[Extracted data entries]
• • •

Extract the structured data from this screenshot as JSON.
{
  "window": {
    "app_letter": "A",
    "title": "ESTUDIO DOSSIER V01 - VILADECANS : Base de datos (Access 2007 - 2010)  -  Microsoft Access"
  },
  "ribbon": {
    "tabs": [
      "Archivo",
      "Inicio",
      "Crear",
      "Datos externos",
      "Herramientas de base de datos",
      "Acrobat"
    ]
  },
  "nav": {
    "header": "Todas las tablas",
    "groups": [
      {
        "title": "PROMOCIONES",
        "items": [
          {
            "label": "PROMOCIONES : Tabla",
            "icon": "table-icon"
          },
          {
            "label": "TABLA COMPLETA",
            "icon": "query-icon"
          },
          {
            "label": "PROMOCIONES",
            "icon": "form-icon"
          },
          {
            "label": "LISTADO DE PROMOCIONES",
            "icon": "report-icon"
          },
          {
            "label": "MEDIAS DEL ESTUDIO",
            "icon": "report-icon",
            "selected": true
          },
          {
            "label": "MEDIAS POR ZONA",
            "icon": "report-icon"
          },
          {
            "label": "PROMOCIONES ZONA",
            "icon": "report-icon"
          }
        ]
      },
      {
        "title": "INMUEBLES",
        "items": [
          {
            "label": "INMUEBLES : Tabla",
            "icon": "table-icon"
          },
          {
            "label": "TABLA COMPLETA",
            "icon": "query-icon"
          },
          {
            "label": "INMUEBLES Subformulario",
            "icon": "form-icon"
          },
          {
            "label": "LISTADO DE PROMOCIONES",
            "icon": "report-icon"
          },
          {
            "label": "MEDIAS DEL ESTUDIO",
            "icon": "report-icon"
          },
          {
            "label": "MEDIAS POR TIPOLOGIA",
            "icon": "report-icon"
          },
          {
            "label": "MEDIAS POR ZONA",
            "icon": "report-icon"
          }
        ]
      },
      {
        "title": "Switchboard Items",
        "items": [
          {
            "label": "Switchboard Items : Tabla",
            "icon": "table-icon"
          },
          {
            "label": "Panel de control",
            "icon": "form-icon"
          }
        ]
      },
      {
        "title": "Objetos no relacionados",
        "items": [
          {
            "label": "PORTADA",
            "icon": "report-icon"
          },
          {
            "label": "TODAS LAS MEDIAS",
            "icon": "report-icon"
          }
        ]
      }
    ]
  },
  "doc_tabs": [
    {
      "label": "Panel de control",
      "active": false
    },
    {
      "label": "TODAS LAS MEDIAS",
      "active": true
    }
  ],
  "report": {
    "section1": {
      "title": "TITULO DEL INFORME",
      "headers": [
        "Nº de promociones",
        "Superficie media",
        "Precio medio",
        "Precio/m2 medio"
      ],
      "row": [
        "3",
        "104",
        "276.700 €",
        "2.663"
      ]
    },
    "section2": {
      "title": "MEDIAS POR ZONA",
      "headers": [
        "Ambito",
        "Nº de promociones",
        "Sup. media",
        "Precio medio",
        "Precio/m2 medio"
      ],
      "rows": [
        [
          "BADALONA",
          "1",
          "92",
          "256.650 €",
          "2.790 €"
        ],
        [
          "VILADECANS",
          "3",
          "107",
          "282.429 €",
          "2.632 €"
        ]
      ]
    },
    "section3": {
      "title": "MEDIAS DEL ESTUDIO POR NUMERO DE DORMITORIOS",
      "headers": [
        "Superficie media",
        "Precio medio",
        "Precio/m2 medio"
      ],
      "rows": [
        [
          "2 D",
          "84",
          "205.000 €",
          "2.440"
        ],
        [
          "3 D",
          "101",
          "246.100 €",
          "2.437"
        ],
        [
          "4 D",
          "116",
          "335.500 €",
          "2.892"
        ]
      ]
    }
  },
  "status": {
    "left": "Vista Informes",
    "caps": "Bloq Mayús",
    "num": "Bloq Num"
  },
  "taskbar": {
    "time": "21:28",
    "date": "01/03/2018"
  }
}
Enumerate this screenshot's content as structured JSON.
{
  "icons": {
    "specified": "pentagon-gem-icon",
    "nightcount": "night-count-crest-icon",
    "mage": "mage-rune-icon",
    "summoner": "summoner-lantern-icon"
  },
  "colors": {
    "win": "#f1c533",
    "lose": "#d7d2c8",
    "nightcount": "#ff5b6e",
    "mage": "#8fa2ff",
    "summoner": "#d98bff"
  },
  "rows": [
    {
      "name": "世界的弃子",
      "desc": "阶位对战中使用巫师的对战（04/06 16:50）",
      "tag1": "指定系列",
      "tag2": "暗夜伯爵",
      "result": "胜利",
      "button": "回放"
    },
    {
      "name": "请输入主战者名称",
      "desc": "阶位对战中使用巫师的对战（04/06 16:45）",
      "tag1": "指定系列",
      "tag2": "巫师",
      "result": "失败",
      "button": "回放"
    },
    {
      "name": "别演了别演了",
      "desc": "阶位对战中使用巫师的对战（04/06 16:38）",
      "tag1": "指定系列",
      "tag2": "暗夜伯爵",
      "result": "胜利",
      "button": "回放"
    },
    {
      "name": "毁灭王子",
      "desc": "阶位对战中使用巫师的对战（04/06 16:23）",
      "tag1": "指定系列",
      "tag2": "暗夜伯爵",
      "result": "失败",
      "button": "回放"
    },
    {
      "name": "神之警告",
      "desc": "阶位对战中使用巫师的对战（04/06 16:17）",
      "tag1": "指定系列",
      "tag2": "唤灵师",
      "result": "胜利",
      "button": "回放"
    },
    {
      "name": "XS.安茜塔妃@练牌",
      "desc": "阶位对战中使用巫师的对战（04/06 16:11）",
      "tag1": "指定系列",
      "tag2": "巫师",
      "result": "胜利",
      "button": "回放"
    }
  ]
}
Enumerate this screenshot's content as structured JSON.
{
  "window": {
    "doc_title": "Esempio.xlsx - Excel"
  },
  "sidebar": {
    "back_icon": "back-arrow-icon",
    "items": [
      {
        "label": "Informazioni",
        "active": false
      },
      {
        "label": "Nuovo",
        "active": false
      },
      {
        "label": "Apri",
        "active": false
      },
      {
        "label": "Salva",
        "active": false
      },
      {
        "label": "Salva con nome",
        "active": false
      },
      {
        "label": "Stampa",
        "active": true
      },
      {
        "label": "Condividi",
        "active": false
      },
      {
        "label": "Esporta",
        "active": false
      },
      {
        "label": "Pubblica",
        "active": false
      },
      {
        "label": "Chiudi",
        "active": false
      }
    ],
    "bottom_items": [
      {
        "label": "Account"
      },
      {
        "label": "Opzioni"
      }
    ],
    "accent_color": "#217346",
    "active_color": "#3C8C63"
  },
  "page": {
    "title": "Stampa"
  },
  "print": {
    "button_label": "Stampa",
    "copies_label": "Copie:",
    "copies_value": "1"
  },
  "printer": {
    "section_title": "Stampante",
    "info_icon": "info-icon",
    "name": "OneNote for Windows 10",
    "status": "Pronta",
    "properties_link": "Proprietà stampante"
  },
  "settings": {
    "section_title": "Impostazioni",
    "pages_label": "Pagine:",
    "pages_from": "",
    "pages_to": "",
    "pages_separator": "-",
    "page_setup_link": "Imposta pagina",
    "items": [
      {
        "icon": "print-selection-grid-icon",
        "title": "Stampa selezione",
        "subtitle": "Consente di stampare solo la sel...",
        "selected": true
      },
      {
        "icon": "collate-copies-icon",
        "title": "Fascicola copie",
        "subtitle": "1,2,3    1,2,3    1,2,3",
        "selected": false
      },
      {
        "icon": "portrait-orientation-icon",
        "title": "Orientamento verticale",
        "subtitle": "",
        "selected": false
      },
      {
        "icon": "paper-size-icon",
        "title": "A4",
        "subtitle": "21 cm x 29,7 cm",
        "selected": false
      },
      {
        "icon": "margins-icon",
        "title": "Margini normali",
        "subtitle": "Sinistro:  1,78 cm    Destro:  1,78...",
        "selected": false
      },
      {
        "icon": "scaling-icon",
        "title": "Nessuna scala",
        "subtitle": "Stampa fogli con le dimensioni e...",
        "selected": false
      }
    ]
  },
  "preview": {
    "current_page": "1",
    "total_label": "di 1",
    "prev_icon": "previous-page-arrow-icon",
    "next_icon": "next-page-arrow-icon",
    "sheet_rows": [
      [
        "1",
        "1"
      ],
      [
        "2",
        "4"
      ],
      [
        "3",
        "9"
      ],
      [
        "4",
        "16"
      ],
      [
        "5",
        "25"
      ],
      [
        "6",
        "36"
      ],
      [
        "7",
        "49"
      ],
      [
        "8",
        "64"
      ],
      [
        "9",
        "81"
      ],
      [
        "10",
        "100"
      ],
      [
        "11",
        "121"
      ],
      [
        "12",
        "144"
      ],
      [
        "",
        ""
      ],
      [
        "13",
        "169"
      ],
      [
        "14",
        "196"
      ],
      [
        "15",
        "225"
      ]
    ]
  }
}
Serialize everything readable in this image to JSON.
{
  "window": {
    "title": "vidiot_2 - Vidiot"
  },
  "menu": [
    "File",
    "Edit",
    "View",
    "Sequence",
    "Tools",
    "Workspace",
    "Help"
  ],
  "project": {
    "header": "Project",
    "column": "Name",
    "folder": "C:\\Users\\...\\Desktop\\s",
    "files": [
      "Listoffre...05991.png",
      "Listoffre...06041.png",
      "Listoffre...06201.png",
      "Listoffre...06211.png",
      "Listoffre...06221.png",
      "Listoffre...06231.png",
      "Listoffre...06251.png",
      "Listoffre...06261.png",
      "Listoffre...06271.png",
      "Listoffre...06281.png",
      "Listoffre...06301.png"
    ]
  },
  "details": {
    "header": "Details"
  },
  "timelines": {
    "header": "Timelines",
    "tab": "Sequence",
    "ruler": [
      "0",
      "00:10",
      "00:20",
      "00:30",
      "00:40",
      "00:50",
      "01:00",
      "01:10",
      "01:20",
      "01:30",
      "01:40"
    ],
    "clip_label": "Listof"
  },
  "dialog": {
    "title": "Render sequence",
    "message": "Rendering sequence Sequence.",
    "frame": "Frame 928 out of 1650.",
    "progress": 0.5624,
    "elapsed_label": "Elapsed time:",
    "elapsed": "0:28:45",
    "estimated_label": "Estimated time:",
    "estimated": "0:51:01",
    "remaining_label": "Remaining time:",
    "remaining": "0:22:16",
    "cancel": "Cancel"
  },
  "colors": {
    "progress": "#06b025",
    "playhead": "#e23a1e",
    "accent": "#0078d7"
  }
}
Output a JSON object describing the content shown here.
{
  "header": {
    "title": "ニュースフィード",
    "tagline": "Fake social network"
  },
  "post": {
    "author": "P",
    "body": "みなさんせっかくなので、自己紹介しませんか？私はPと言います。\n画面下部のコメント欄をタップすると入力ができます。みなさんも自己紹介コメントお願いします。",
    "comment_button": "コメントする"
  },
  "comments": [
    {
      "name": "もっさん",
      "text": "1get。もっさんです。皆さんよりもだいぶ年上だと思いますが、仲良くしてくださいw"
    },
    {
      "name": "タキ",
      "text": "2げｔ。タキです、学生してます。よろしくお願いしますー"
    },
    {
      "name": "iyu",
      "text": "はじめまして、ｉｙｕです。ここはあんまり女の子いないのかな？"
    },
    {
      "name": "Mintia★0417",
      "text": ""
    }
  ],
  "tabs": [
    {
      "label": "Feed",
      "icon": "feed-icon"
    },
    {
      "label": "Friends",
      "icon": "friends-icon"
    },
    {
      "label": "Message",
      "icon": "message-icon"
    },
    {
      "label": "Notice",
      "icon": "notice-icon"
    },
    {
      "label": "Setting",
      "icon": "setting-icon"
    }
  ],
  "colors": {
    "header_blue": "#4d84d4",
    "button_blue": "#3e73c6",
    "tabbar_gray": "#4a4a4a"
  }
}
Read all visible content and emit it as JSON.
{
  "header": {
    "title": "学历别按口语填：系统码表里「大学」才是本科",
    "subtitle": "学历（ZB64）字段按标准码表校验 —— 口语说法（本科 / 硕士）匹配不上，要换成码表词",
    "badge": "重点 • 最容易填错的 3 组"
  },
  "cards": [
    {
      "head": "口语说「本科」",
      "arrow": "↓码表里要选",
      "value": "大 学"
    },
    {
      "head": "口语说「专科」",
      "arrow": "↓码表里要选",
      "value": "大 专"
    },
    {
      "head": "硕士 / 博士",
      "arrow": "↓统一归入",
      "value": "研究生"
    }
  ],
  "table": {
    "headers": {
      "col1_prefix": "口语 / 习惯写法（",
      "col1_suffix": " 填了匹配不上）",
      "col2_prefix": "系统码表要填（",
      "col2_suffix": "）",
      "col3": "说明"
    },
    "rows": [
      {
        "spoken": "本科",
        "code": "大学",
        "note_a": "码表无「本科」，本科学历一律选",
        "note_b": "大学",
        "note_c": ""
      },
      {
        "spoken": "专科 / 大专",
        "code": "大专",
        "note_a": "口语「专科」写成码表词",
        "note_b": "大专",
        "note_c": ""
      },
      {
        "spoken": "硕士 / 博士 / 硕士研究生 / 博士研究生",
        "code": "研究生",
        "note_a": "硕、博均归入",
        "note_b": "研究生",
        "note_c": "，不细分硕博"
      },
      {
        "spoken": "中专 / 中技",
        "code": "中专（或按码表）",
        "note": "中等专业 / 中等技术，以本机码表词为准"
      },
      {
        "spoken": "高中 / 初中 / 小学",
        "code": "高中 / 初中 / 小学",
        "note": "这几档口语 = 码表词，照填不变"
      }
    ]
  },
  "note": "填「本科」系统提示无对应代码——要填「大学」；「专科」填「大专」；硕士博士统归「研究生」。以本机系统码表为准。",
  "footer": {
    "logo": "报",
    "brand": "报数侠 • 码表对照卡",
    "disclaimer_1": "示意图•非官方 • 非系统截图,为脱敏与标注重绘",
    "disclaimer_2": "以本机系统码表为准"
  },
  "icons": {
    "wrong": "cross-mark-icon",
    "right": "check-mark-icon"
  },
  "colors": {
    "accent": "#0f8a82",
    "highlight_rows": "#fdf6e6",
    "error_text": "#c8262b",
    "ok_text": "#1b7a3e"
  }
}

• • •

Job: Copy out every line from the data above that has "arrow" in it.

Response:
    "back_icon": "back-arrow-icon",
    "prev_icon": "previous-page-arrow-icon",
    "next_icon": "next-page-arrow-icon",
      "arrow": "↓码表里要选",
      "arrow": "↓码表里要选",
      "arrow": "↓统一归入",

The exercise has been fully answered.